Reproduce all the entries exactly.

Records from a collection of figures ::
[Begin]

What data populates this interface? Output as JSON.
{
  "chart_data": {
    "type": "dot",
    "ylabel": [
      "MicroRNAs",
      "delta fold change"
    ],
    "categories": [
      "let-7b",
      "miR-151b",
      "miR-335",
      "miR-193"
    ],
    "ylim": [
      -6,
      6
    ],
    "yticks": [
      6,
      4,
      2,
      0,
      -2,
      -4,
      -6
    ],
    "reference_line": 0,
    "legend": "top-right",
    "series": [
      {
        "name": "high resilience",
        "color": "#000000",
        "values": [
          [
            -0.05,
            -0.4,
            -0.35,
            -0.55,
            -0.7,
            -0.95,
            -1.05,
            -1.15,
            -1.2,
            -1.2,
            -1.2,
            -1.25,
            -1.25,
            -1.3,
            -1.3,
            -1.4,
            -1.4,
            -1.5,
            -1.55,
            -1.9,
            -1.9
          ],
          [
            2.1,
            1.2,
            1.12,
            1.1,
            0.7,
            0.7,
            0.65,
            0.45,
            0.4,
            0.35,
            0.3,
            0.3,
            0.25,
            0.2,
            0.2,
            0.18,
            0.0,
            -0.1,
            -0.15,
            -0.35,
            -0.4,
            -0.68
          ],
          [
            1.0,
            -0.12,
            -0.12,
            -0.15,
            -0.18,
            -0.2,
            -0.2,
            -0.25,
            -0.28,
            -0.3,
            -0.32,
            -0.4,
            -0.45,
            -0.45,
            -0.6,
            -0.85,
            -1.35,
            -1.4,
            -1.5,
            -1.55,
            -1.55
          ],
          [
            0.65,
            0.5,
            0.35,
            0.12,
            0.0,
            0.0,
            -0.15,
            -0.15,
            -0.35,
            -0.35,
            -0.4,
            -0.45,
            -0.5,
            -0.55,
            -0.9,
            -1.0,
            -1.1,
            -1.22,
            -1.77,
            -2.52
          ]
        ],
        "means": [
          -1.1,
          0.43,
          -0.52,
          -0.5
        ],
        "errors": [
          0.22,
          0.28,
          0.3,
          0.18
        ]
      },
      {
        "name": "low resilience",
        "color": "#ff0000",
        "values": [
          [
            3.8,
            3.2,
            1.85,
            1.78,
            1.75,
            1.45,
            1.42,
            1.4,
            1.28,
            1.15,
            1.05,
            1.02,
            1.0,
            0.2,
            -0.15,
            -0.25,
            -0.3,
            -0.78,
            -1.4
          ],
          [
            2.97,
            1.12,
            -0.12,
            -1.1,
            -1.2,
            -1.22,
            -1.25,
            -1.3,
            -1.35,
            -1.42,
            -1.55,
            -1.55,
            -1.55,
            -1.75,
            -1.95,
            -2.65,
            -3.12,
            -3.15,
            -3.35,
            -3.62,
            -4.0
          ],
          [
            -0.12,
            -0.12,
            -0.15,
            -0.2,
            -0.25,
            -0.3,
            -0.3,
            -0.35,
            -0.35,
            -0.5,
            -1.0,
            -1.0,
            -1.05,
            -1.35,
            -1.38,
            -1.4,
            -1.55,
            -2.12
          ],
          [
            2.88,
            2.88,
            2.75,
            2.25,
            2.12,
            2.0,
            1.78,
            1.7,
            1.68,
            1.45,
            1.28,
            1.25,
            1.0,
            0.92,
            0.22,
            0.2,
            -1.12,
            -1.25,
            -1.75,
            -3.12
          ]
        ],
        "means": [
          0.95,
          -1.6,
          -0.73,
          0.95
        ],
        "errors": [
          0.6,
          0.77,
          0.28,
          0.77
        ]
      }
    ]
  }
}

[End]

RESULT OF THE TASK ::
What data populates this interface? Output as JSON.
{
  "chart_data": {
    "type": "dot",
    "ylabel": [
      "MicroRNAs",
      "delta fold change"
    ],
    "categories": [
      "let-7b",
      "miR-151b",
      "miR-335",
      "miR-193"
    ],
    "ylim": [
      -6,
      6
    ],
    "yticks": [
      6,
      4,
      2,
      0,
      -2,
      -4,
      -6
    ],
    "reference_line": 0,
    "legend": "top-right",
    "series": [
      {
        "name": "high resilience",
        "color": "#000000",
        "values": [
          [
            -0.05,
            -0.4,
            -0.35,
            -0.55,
            -0.7,
            -0.95,
            -1.05,
            -1.15,
            -1.2,
            -1.2,
            -1.2,
            -1.25,
            -1.25,
            -1.3,
            -1.3,
            -1.4,
            -1.4,
            -1.5,
            -1.55,
            -1.9,
            -1.9
          ],
          [
            2.1,
            1.2,
            1.12,
            1.1,
            0.7,
            0.7,
            0.65,
            0.45,
            0.4,
            0.35,
            0.3,
            0.3,
            0.25,
            0.2,
            0.2,
            0.18,
            0.0,
            -0.1,
            -0.15,
            -0.35,
            -0.4,
            -0.68
          ],
          [
            1.0,
            -0.12,
            -0.12,
            -0.15,
            -0.18,
            -0.2,
            -0.2,
            -0.25,
            -0.28,
            -0.3,
            -0.32,
            -0.4,
            -0.45,
            -0.45,
            -0.6,
            -0.85,
            -1.35,
            -1.4,
            -1.5,
            -1.55,
            -1.55
          ],
          [
            0.65,
            0.5,
            0.35,
            0.12,
            0.0,
            0.0,
            -0.15,
            -0.15,
            -0.35,
            -0.35,
            -0.4,
            -0.45,
            -0.5,
            -0.55,
            -0.9,
            -1.0,
            -1.1,
            -1.22,
            -1.77,
            -2.52
          ]
        ],
        "means": [
          -1.1,
          0.43,
          -0.52,
          -0.5
        ],
        "errors": [
          0.22,
          0.28,
          0.3,
          0.18
        ]
      },
      {
        "name": "low resilience",
        "color": "#ff0000",
        "values": [
          [
            3.8,
            3.2,
            1.85,
            1.78,
            1.75,
            1.45,
            1.42,
            1.4,
            1.28,
            1.15,
            1.05,
            1.02,
            1.0,
            0.2,
            -0.15,
            -0.25,
            -0.3,
            -0.78,
            -1.4
          ],
          [
            2.97,
            1.12,
            -0.12,
            -1.1,
            -1.2,
            -1.22,
            -1.25,
            -1.3,
            -1.35,
            -1.42,
            -1.55,
            -1.55,
            -1.55,
            -1.75,
            -1.95,
            -2.65,
            -3.12,
            -3.15,
            -3.35,
            -3.62,
            -4.0
          ],
          [
            -0.12,
            -0.12,
            -0.15,
            -0.2,
            -0.25,
            -0.3,
            -0.3,
            -0.35,
            -0.35,
            -0.5,
            -1.0,
            -1.0,
            -1.05,
            -1.35,
            -1.38,
            -1.4,
            -1.55,
            -2.12
          ],
          [
            2.88,
            2.88,
            2.75,
            2.25,
            2.12,
            2.0,
            1.78,
            1.7,
            1.68,
            1.45,
            1.28,
            1.25,
            1.0,
            0.92,
            0.22,
            0.2,
            -1.12,
            -1.25,
            -1.75,
            -3.12
          ]
        ],
        "means": [
          0.95,
          -1.6,
          -0.73,
          0.95
        ],
        "errors": [
          0.6,
          0.77,
          0.28,
          0.77
        ]
      }
    ]
  }
}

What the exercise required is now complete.